+++ Recorded data
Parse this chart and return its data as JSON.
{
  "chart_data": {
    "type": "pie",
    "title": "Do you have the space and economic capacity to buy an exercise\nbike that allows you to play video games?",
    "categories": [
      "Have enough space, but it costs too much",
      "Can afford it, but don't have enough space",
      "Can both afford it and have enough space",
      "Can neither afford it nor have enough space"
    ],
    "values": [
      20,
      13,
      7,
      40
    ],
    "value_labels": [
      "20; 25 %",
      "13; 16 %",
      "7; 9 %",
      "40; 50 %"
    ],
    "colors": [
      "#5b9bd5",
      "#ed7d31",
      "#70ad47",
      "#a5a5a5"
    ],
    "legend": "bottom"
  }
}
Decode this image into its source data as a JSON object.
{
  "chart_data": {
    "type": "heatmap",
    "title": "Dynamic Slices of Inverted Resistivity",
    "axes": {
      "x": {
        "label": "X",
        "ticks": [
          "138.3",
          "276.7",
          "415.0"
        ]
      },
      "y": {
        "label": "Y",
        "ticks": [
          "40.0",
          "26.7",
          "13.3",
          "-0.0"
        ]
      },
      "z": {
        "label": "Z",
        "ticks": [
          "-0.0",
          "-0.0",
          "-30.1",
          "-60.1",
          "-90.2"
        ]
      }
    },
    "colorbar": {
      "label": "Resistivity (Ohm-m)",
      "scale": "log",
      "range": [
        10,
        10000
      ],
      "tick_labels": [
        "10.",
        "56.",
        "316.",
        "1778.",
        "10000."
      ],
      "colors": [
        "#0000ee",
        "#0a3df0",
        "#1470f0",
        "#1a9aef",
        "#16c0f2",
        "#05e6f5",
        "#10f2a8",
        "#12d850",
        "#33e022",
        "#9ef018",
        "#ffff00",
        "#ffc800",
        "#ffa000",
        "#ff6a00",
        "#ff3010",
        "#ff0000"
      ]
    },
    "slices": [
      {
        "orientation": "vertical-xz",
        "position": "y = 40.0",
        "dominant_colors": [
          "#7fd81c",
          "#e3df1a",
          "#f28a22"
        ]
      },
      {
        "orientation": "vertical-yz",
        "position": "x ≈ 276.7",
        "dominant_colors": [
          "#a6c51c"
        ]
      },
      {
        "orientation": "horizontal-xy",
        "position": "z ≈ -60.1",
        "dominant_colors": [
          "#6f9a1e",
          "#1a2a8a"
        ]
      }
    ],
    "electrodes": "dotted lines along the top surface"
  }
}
++++++
Required task: Copy out every line from the material above in which the word "title" appears.

Solution for this task:
    "title": "Do you have the space and economic capacity to buy an exercise\nbike that allows you to play video games?",
    "title": "Dynamic Slices of Inverted Resistivity",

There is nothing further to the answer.